Direction
All of the records listed below should be retyped exactly.
.....
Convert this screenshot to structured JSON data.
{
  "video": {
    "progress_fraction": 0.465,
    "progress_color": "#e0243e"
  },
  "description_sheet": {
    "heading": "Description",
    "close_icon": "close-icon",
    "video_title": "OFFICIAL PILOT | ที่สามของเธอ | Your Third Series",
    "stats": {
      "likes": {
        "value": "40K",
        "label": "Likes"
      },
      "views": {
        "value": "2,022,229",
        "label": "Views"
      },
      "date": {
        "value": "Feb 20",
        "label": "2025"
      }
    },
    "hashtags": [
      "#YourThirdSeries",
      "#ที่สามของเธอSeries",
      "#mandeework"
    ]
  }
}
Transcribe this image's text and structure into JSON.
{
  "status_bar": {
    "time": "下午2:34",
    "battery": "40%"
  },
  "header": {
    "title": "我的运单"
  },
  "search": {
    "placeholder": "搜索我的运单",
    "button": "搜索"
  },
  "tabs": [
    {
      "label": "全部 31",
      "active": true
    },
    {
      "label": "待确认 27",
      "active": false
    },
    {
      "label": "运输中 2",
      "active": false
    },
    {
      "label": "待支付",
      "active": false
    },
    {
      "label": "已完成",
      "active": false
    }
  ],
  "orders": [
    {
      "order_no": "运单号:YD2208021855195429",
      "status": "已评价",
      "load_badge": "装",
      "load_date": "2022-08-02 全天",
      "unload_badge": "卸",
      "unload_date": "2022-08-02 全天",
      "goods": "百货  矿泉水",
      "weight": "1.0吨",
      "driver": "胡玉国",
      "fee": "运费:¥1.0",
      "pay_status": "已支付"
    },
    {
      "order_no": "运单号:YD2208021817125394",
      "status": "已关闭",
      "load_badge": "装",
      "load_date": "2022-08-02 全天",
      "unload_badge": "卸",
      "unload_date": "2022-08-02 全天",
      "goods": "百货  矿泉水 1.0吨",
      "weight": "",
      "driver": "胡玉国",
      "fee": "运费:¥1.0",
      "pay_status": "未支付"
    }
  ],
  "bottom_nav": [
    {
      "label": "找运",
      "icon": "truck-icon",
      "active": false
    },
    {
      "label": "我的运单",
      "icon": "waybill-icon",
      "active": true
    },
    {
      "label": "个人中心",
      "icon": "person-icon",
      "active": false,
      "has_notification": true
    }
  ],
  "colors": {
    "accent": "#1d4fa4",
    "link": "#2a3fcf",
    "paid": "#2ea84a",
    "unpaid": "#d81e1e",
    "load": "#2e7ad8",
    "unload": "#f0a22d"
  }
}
.....
Result for this exercise
Convert this screenshot to structured JSON data.
{
  "video": {
    "progress_fraction": 0.465,
    "progress_color": "#e0243e"
  },
  "description_sheet": {
    "heading": "Description",
    "close_icon": "close-icon",
    "video_title": "OFFICIAL PILOT | ที่สามของเธอ | Your Third Series",
    "stats": {
      "likes": {
        "value": "40K",
        "label": "Likes"
      },
      "views": {
        "value": "2,022,229",
        "label": "Views"
      },
      "date": {
        "value": "Feb 20",
        "label": "2025"
      }
    },
    "hashtags": [
      "#YourThirdSeries",
      "#ที่สามของเธอSeries",
      "#mandeework"
    ]
  }
}
Transcribe this image's text and structure into JSON.
{
  "status_bar": {
    "time": "下午2:34",
    "battery": "40%"
  },
  "header": {
    "title": "我的运单"
  },
  "search": {
    "placeholder": "搜索我的运单",
    "button": "搜索"
  },
  "tabs": [
    {
      "label": "全部 31",
      "active": true
    },
    {
      "label": "待确认 27",
      "active": false
    },
    {
      "label": "运输中 2",
      "active": false
    },
    {
      "label": "待支付",
      "active": false
    },
    {
      "label": "已完成",
      "active": false
    }
  ],
  "orders": [
    {
      "order_no": "运单号:YD2208021855195429",
      "status": "已评价",
      "load_badge": "装",
      "load_date": "2022-08-02 全天",
      "unload_badge": "卸",
      "unload_date": "2022-08-02 全天",
      "goods": "百货  矿泉水",
      "weight": "1.0吨",
      "driver": "胡玉国",
      "fee": "运费:¥1.0",
      "pay_status": "已支付"
    },
    {
      "order_no": "运单号:YD2208021817125394",
      "status": "已关闭",
      "load_badge": "装",
      "load_date": "2022-08-02 全天",
      "unload_badge": "卸",
      "unload_date": "2022-08-02 全天",
      "goods": "百货  矿泉水 1.0吨",
      "weight": "",
      "driver": "胡玉国",
      "fee": "运费:¥1.0",
      "pay_status": "未支付"
    }
  ],
  "bottom_nav": [
    {
      "label": "找运",
      "icon": "truck-icon",
      "active": false
    },
    {
      "label": "我的运单",
      "icon": "waybill-icon",
      "active": true
    },
    {
      "label": "个人中心",
      "icon": "person-icon",
      "active": false,
      "has_notification": true
    }
  ],
  "colors": {
    "accent": "#1d4fa4",
    "link": "#2a3fcf",
    "paid": "#2ea84a",
    "unpaid": "#d81e1e",
    "load": "#2e7ad8",
    "unload": "#f0a22d"
  }
}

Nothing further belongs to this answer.